- Stated task
Write each line out exactly, leaving none out.

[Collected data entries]
* * *

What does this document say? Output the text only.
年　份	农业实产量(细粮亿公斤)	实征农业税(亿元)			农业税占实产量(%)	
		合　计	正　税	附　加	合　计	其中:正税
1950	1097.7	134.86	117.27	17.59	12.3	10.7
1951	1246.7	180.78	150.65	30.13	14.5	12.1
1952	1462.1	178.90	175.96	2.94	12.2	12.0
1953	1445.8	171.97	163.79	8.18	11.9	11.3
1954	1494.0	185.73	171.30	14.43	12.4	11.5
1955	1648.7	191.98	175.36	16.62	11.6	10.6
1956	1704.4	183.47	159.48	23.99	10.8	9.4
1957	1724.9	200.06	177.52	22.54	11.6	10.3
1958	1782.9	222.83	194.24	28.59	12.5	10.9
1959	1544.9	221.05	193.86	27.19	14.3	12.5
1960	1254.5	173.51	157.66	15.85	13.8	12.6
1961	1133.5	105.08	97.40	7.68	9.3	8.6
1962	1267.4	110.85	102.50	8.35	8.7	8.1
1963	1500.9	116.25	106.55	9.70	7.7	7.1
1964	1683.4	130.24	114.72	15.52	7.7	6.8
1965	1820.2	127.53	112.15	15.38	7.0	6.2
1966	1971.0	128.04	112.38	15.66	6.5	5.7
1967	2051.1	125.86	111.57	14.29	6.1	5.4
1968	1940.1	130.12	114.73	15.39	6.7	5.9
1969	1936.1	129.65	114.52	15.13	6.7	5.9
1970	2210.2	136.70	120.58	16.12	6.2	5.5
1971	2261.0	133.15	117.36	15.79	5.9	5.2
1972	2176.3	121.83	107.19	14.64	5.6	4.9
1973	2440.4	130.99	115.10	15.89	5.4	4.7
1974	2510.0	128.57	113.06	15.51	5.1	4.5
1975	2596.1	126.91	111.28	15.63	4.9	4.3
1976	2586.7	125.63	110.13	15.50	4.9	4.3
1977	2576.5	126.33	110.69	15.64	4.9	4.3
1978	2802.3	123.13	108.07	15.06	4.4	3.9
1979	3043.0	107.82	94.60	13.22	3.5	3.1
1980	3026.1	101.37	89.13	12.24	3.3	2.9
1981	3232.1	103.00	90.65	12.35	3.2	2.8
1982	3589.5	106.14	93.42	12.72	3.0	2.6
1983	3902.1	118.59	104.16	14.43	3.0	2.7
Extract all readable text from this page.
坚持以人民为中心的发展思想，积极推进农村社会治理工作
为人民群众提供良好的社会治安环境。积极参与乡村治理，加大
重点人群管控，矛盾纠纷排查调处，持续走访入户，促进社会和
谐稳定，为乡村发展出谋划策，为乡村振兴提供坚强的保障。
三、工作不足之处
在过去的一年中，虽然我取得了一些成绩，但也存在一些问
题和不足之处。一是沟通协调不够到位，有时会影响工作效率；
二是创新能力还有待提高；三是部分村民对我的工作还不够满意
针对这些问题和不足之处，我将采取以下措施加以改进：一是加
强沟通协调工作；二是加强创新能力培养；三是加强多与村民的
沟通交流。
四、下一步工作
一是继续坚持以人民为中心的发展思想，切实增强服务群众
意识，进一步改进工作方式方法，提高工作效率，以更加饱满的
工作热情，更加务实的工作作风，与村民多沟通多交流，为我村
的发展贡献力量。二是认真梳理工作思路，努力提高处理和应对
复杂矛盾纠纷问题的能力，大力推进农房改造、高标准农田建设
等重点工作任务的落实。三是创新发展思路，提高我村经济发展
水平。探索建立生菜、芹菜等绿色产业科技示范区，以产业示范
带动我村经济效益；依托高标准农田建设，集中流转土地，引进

* * *

- Answer below
What does this document say? Output the text only.
年　份	农业实产量(细粮亿公斤)	实征农业税(亿元)			农业税占实产量(%)	
		合　计	正　税	附　加	合　计	其中:正税
1950	1097.7	134.86	117.27	17.59	12.3	10.7
1951	1246.7	180.78	150.65	30.13	14.5	12.1
1952	1462.1	178.90	175.96	2.94	12.2	12.0
1953	1445.8	171.97	163.79	8.18	11.9	11.3
1954	1494.0	185.73	171.30	14.43	12.4	11.5
1955	1648.7	191.98	175.36	16.62	11.6	10.6
1956	1704.4	183.47	159.48	23.99	10.8	9.4
1957	1724.9	200.06	177.52	22.54	11.6	10.3
1958	1782.9	222.83	194.24	28.59	12.5	10.9
1959	1544.9	221.05	193.86	27.19	14.3	12.5
1960	1254.5	173.51	157.66	15.85	13.8	12.6
1961	1133.5	105.08	97.40	7.68	9.3	8.6
1962	1267.4	110.85	102.50	8.35	8.7	8.1
1963	1500.9	116.25	106.55	9.70	7.7	7.1
1964	1683.4	130.24	114.72	15.52	7.7	6.8
1965	1820.2	127.53	112.15	15.38	7.0	6.2
1966	1971.0	128.04	112.38	15.66	6.5	5.7
1967	2051.1	125.86	111.57	14.29	6.1	5.4
1968	1940.1	130.12	114.73	15.39	6.7	5.9
1969	1936.1	129.65	114.52	15.13	6.7	5.9
1970	2210.2	136.70	120.58	16.12	6.2	5.5
1971	2261.0	133.15	117.36	15.79	5.9	5.2
1972	2176.3	121.83	107.19	14.64	5.6	4.9
1973	2440.4	130.99	115.10	15.89	5.4	4.7
1974	2510.0	128.57	113.06	15.51	5.1	4.5
1975	2596.1	126.91	111.28	15.63	4.9	4.3
1976	2586.7	125.63	110.13	15.50	4.9	4.3
1977	2576.5	126.33	110.69	15.64	4.9	4.3
1978	2802.3	123.13	108.07	15.06	4.4	3.9
1979	3043.0	107.82	94.60	13.22	3.5	3.1
1980	3026.1	101.37	89.13	12.24	3.3	2.9
1981	3232.1	103.00	90.65	12.35	3.2	2.8
1982	3589.5	106.14	93.42	12.72	3.0	2.6
1983	3902.1	118.59	104.16	14.43	3.0	2.7
Extract all readable text from this page.
坚持以人民为中心的发展思想，积极推进农村社会治理工作
为人民群众提供良好的社会治安环境。积极参与乡村治理，加大
重点人群管控，矛盾纠纷排查调处，持续走访入户，促进社会和
谐稳定，为乡村发展出谋划策，为乡村振兴提供坚强的保障。
三、工作不足之处
在过去的一年中，虽然我取得了一些成绩，但也存在一些问
题和不足之处。一是沟通协调不够到位，有时会影响工作效率；
二是创新能力还有待提高；三是部分村民对我的工作还不够满意
针对这些问题和不足之处，我将采取以下措施加以改进：一是加
强沟通协调工作；二是加强创新能力培养；三是加强多与村民的
沟通交流。
四、下一步工作
一是继续坚持以人民为中心的发展思想，切实增强服务群众
意识，进一步改进工作方式方法，提高工作效率，以更加饱满的
工作热情，更加务实的工作作风，与村民多沟通多交流，为我村
的发展贡献力量。二是认真梳理工作思路，努力提高处理和应对
复杂矛盾纠纷问题的能力，大力推进农房改造、高标准农田建设
等重点工作任务的落实。三是创新发展思路，提高我村经济发展
水平。探索建立生菜、芹菜等绿色产业科技示范区，以产业示范
带动我村经济效益；依托高标准农田建设，集中流转土地，引进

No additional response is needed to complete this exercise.